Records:
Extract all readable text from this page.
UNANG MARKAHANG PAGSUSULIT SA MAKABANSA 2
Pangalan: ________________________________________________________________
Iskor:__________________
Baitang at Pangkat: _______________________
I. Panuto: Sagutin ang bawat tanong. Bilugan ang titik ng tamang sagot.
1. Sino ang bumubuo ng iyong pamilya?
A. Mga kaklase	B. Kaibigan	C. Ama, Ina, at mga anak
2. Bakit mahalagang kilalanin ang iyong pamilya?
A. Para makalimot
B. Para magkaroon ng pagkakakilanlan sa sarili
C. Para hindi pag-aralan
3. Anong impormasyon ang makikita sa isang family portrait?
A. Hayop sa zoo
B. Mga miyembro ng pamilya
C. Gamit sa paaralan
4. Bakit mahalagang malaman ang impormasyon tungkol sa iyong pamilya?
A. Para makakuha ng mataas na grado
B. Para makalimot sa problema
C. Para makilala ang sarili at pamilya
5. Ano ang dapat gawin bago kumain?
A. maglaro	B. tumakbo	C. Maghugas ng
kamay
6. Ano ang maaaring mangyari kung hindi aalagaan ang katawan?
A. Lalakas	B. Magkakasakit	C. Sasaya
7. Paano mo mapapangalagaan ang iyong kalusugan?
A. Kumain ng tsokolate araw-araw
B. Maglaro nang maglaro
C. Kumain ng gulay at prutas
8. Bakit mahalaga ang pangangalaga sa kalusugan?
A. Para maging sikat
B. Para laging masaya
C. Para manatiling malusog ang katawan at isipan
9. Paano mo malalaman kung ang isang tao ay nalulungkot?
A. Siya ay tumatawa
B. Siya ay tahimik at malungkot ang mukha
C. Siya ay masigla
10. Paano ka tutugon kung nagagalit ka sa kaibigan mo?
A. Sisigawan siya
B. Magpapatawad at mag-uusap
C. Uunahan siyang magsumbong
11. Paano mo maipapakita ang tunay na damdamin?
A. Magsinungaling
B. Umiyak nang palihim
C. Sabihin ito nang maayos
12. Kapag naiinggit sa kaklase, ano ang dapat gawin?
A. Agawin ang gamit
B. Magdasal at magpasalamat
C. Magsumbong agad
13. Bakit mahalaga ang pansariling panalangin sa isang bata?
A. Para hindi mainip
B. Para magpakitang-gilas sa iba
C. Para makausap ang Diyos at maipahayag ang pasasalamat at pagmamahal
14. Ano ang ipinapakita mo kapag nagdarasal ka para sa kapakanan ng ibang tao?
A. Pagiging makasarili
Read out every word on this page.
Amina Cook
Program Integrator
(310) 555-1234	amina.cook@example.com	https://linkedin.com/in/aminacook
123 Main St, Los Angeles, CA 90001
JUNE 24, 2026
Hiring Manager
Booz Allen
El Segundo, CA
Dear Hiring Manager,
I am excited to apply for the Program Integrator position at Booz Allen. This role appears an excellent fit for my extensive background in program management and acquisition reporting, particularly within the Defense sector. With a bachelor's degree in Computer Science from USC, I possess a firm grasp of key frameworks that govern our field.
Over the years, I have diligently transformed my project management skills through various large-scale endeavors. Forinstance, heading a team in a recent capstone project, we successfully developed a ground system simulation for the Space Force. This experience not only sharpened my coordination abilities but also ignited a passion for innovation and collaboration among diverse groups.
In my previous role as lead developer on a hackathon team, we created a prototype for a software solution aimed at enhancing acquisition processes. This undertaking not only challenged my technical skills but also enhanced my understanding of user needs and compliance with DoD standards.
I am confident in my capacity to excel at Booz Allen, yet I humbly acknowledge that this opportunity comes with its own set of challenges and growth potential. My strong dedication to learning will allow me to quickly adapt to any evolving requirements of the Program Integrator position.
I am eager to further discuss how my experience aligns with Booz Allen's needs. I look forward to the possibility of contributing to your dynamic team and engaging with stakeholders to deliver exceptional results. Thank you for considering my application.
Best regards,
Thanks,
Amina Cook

OBJECTIVE: Your task is to reproduce all of the records exactly.

WRITTEN ANSWER:
Extract all readable text from this page.
UNANG MARKAHANG PAGSUSULIT SA MAKABANSA 2
Pangalan: ________________________________________________________________
Iskor:__________________
Baitang at Pangkat: _______________________
I. Panuto: Sagutin ang bawat tanong. Bilugan ang titik ng tamang sagot.
1. Sino ang bumubuo ng iyong pamilya?
A. Mga kaklase	B. Kaibigan	C. Ama, Ina, at mga anak
2. Bakit mahalagang kilalanin ang iyong pamilya?
A. Para makalimot
B. Para magkaroon ng pagkakakilanlan sa sarili
C. Para hindi pag-aralan
3. Anong impormasyon ang makikita sa isang family portrait?
A. Hayop sa zoo
B. Mga miyembro ng pamilya
C. Gamit sa paaralan
4. Bakit mahalagang malaman ang impormasyon tungkol sa iyong pamilya?
A. Para makakuha ng mataas na grado
B. Para makalimot sa problema
C. Para makilala ang sarili at pamilya
5. Ano ang dapat gawin bago kumain?
A. maglaro	B. tumakbo	C. Maghugas ng
kamay
6. Ano ang maaaring mangyari kung hindi aalagaan ang katawan?
A. Lalakas	B. Magkakasakit	C. Sasaya
7. Paano mo mapapangalagaan ang iyong kalusugan?
A. Kumain ng tsokolate araw-araw
B. Maglaro nang maglaro
C. Kumain ng gulay at prutas
8. Bakit mahalaga ang pangangalaga sa kalusugan?
A. Para maging sikat
B. Para laging masaya
C. Para manatiling malusog ang katawan at isipan
9. Paano mo malalaman kung ang isang tao ay nalulungkot?
A. Siya ay tumatawa
B. Siya ay tahimik at malungkot ang mukha
C. Siya ay masigla
10. Paano ka tutugon kung nagagalit ka sa kaibigan mo?
A. Sisigawan siya
B. Magpapatawad at mag-uusap
C. Uunahan siyang magsumbong
11. Paano mo maipapakita ang tunay na damdamin?
A. Magsinungaling
B. Umiyak nang palihim
C. Sabihin ito nang maayos
12. Kapag naiinggit sa kaklase, ano ang dapat gawin?
A. Agawin ang gamit
B. Magdasal at magpasalamat
C. Magsumbong agad
13. Bakit mahalaga ang pansariling panalangin sa isang bata?
A. Para hindi mainip
B. Para magpakitang-gilas sa iba
C. Para makausap ang Diyos at maipahayag ang pasasalamat at pagmamahal
14. Ano ang ipinapakita mo kapag nagdarasal ka para sa kapakanan ng ibang tao?
A. Pagiging makasarili
Read out every word on this page.
Amina Cook
Program Integrator
(310) 555-1234	amina.cook@example.com	https://linkedin.com/in/aminacook
123 Main St, Los Angeles, CA 90001
JUNE 24, 2026
Hiring Manager
Booz Allen
El Segundo, CA
Dear Hiring Manager,
I am excited to apply for the Program Integrator position at Booz Allen. This role appears an excellent fit for my extensive background in program management and acquisition reporting, particularly within the Defense sector. With a bachelor's degree in Computer Science from USC, I possess a firm grasp of key frameworks that govern our field.
Over the years, I have diligently transformed my project management skills through various large-scale endeavors. Forinstance, heading a team in a recent capstone project, we successfully developed a ground system simulation for the Space Force. This experience not only sharpened my coordination abilities but also ignited a passion for innovation and collaboration among diverse groups.
In my previous role as lead developer on a hackathon team, we created a prototype for a software solution aimed at enhancing acquisition processes. This undertaking not only challenged my technical skills but also enhanced my understanding of user needs and compliance with DoD standards.
I am confident in my capacity to excel at Booz Allen, yet I humbly acknowledge that this opportunity comes with its own set of challenges and growth potential. My strong dedication to learning will allow me to quickly adapt to any evolving requirements of the Program Integrator position.
I am eager to further discuss how my experience aligns with Booz Allen's needs. I look forward to the possibility of contributing to your dynamic team and engaging with stakeholders to deliver exceptional results. Thank you for considering my application.
Best regards,
Thanks,
Amina Cook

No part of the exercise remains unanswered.